+++ Extracted information +++
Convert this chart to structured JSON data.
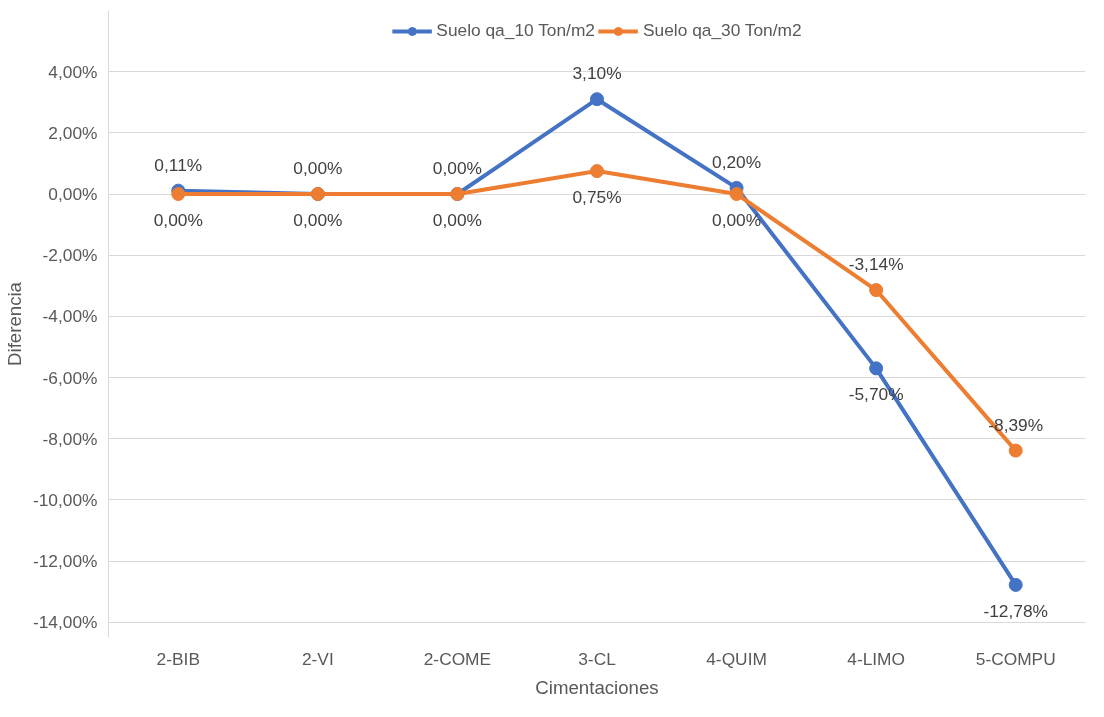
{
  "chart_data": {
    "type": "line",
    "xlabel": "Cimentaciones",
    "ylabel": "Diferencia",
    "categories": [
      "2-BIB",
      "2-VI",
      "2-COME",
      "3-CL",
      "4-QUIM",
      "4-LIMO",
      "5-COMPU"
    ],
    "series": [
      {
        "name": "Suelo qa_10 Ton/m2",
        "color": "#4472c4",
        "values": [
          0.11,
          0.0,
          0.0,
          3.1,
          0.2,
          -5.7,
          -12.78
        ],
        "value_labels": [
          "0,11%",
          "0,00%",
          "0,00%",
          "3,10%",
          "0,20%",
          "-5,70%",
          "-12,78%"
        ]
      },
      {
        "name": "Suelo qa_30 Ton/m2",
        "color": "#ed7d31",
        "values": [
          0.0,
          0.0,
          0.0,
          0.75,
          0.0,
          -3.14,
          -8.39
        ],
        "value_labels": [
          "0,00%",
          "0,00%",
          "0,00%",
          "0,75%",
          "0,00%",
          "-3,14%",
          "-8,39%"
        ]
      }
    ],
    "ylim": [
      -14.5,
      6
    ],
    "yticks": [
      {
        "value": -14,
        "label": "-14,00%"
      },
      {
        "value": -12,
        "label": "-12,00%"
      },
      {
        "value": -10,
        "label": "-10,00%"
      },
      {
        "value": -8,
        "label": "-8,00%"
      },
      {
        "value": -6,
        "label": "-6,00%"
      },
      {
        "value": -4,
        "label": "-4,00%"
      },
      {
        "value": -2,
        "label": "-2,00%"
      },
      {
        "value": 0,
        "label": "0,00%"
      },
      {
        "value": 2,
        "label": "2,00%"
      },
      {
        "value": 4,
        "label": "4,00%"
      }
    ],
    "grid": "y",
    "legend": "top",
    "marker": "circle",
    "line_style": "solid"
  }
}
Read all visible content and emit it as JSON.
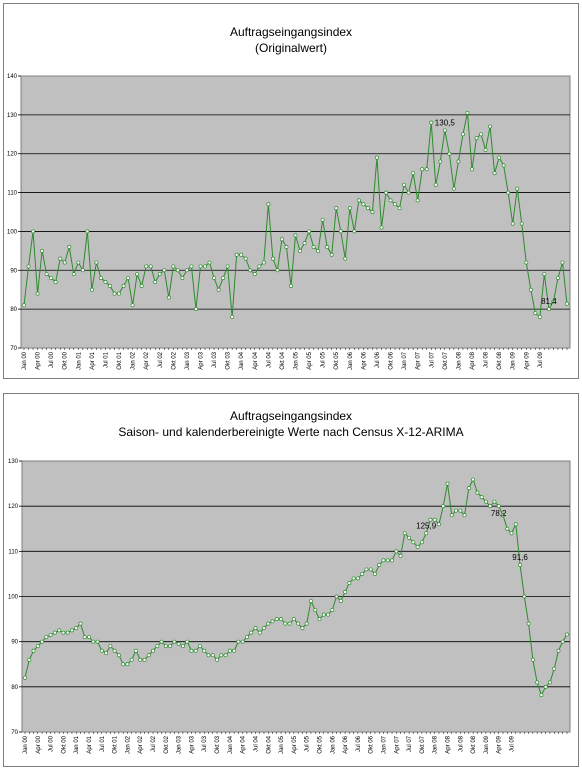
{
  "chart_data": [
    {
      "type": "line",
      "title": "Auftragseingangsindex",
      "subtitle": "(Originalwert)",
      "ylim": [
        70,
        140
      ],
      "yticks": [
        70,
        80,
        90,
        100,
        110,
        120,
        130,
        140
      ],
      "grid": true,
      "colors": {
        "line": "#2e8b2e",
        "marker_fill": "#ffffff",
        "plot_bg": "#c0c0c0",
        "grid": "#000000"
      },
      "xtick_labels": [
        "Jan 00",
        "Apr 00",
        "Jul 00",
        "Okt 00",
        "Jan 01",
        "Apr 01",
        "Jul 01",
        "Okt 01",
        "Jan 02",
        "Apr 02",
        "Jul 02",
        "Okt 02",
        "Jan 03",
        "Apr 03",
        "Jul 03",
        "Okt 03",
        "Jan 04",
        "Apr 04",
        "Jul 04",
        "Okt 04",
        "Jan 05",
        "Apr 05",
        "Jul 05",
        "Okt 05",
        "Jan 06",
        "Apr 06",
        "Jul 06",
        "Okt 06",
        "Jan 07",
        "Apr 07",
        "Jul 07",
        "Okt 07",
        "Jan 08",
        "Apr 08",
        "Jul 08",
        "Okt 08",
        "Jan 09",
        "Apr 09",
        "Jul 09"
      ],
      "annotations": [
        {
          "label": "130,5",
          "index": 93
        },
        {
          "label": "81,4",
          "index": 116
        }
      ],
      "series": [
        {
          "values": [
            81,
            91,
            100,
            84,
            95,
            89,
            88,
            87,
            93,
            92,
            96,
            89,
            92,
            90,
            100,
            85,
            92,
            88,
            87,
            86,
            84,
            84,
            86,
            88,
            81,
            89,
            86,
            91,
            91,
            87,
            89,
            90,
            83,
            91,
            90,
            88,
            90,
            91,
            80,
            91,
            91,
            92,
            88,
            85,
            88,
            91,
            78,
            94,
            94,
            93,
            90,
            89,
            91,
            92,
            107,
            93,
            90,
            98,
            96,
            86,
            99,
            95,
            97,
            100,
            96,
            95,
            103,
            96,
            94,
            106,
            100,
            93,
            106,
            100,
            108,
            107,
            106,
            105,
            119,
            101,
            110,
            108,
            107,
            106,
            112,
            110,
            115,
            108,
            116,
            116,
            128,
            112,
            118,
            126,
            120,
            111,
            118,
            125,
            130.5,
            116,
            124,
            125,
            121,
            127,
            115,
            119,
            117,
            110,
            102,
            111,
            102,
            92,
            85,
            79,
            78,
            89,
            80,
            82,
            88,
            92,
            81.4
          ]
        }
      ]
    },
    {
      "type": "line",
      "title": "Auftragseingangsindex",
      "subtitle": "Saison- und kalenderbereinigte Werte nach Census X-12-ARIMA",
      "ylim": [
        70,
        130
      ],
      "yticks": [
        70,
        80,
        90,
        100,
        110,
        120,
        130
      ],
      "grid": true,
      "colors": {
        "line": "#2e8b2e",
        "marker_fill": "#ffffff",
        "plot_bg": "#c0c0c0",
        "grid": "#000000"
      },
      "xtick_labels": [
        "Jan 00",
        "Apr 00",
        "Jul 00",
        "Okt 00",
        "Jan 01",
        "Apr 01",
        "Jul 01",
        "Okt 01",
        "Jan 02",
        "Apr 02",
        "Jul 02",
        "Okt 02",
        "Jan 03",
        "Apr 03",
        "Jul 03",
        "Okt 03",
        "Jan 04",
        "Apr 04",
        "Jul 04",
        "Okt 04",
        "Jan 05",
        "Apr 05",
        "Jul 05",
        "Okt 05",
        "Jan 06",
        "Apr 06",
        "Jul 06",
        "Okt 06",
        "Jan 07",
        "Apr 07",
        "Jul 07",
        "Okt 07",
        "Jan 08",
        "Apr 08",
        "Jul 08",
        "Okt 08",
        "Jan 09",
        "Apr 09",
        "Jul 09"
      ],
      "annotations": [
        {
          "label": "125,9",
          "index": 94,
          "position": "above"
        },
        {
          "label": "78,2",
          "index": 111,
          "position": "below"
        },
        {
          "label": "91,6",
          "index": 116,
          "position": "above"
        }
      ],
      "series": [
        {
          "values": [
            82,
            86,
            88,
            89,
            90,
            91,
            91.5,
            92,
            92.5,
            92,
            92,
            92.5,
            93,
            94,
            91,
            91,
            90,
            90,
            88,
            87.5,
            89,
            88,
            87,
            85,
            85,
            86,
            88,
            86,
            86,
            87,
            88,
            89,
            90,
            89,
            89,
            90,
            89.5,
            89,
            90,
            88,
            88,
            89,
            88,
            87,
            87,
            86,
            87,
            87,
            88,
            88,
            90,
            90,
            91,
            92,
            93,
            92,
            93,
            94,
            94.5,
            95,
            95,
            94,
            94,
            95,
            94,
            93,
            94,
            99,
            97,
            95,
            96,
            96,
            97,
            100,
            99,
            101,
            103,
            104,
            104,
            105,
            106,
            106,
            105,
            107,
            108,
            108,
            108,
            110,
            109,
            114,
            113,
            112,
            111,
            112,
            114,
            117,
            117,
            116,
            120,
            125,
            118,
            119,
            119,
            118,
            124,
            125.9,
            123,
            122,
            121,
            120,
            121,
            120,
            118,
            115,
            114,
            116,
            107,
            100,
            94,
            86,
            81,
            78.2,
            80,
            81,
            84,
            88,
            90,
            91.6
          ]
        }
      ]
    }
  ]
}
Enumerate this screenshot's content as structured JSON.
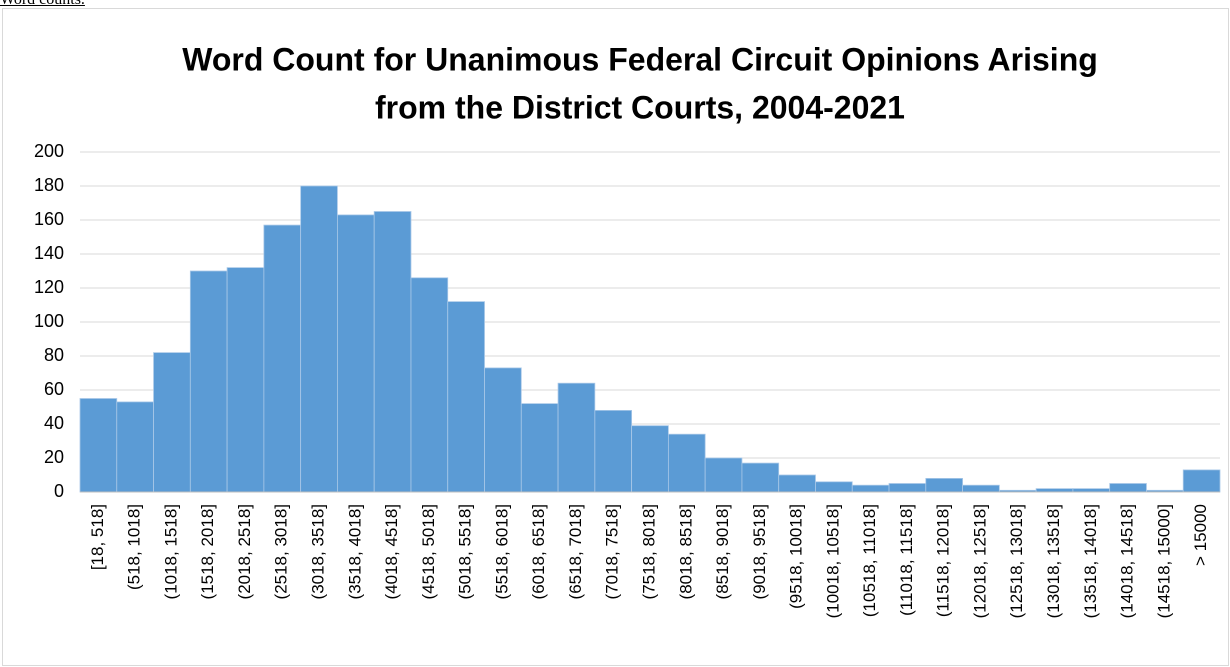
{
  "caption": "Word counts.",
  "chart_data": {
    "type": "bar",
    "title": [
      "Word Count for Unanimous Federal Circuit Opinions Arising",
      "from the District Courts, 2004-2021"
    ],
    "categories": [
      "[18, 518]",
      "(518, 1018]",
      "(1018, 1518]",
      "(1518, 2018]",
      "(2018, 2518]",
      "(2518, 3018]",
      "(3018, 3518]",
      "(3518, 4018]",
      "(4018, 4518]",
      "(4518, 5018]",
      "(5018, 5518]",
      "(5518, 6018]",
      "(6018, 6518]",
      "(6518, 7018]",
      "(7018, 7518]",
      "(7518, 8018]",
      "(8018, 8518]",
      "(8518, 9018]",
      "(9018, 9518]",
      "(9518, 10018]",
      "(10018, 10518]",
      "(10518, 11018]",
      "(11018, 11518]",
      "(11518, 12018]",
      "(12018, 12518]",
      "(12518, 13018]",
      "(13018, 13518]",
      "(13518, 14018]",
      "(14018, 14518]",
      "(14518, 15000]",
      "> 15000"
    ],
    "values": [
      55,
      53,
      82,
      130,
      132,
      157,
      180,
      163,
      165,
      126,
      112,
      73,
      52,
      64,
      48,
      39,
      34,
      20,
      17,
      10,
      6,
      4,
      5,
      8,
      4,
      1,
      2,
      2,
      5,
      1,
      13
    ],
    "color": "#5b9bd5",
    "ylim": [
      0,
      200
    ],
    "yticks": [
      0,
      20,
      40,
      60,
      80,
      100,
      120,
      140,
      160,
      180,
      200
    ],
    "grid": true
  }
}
+++
● **Instructions for the task**
From the entries above, list each line with "type" in it.

● **Exercise answer**
    "type": "line",
      "type": "line",
      "type": "line",
    "type": "bar",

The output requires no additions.